Copy out each line of the data holding "오리훈제".

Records
○ ○ ○ ○ ○
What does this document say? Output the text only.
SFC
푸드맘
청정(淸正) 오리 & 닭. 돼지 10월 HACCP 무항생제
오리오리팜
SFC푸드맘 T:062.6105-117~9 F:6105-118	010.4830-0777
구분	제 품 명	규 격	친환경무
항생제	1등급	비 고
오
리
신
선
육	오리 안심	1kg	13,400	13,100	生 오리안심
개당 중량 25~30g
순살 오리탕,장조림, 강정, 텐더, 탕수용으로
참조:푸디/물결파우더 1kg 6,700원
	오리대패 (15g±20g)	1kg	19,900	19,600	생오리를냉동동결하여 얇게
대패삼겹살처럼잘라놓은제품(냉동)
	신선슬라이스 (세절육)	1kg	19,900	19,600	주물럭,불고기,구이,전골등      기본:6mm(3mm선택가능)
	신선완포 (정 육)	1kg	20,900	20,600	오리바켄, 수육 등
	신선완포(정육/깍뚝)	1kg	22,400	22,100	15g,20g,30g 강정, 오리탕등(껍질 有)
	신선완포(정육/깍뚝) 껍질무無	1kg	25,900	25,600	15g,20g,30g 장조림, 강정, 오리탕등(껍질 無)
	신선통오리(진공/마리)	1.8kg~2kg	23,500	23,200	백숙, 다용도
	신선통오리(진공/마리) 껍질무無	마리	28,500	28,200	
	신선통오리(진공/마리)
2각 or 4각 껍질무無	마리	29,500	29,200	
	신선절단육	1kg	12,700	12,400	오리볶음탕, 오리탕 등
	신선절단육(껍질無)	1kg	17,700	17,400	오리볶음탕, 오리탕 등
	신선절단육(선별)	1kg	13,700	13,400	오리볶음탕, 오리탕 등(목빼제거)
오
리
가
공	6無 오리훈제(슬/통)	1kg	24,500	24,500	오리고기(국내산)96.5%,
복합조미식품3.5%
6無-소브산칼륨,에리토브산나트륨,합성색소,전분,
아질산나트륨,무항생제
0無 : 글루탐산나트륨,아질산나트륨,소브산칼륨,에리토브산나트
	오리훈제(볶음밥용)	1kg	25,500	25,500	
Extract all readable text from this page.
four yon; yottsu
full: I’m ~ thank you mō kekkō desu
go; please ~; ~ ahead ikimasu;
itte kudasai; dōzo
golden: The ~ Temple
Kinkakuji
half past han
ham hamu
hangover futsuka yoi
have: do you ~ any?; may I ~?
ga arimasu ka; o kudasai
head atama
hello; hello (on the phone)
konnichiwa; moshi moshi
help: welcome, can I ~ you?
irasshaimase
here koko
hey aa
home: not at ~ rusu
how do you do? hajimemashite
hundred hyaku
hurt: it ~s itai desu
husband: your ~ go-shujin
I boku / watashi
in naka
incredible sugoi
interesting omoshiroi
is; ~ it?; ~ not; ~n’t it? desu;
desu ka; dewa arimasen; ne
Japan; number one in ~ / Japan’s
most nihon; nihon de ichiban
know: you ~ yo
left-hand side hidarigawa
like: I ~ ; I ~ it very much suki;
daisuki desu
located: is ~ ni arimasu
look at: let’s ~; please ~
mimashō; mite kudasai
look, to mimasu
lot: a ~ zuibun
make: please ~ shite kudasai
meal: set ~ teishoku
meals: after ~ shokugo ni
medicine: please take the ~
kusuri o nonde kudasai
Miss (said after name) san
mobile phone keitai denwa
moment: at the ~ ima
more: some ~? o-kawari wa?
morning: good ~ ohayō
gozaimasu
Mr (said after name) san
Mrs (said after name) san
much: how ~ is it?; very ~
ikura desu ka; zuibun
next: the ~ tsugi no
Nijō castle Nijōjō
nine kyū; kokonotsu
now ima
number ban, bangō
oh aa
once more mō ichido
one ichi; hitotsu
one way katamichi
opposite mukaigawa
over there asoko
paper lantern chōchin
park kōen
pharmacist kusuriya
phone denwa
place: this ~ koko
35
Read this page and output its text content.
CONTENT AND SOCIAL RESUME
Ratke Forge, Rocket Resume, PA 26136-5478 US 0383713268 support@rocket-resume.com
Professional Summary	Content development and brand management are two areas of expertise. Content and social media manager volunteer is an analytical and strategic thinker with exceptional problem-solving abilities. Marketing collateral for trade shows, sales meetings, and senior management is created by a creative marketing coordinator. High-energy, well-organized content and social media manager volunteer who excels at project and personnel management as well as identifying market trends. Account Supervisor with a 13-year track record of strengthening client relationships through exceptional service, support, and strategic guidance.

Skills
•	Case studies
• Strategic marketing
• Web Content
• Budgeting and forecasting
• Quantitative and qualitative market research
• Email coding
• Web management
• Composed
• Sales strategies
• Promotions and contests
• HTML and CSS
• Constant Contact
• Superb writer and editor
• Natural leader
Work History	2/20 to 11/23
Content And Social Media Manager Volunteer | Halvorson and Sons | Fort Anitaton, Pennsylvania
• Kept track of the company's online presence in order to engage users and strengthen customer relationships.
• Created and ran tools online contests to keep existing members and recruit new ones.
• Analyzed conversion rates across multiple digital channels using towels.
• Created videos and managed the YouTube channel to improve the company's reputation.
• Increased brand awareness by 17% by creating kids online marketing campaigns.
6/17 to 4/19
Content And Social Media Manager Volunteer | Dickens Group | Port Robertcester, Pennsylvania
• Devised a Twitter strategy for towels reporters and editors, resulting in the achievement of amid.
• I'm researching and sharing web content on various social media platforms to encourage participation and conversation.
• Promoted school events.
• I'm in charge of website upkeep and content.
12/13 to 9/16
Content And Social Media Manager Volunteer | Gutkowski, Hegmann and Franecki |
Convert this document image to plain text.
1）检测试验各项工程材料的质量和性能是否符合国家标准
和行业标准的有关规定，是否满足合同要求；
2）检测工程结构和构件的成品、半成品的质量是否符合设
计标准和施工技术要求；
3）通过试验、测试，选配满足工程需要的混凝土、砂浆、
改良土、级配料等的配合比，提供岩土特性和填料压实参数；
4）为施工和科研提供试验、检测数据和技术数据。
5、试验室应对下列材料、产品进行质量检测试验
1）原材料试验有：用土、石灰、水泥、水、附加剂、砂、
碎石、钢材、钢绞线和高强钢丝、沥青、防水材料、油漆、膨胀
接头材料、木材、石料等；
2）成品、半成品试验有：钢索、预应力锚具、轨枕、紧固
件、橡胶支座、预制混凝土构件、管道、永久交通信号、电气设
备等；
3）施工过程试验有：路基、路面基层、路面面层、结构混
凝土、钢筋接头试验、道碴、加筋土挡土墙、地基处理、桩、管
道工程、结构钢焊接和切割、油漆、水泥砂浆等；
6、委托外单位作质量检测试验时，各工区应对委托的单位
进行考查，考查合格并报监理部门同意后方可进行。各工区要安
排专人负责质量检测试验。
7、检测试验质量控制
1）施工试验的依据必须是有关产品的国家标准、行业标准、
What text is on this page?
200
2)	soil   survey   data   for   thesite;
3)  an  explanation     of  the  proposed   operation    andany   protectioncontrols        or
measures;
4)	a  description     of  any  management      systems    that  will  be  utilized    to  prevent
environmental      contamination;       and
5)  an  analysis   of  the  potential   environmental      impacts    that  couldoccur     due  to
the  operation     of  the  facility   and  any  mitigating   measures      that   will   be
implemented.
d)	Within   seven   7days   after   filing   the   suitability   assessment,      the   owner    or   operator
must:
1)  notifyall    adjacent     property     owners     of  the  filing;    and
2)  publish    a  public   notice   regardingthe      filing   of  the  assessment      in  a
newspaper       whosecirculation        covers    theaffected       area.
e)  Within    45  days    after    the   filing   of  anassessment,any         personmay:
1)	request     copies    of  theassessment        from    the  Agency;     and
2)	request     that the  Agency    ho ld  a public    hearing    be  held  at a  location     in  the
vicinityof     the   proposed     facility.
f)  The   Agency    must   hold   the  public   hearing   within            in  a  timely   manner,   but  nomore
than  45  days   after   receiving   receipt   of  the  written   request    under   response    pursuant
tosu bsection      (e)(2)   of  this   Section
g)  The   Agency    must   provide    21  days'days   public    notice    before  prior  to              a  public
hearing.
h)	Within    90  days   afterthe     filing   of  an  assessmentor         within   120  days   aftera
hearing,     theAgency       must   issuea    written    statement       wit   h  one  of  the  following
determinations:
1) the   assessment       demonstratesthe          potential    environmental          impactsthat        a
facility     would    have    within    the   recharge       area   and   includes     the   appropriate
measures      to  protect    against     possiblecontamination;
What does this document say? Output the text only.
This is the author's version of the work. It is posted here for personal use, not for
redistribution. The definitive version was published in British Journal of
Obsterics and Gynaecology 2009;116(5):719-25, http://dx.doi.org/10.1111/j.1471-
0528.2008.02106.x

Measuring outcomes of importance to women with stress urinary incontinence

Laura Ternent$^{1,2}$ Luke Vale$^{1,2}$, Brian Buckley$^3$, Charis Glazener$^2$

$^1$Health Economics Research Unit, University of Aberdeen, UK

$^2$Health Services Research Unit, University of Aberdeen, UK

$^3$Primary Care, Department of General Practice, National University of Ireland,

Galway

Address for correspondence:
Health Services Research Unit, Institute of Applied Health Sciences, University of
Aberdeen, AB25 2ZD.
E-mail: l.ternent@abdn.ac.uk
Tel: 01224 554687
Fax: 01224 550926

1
○ ○ ○ ○ ○
EXERCISE ANSWER:
공	6無 오리훈제(슬/통)	1kg	24,500	24,500	오리고기(국내산)96.5%,
	오리훈제(볶음밥용)	1kg	25,500	25,500	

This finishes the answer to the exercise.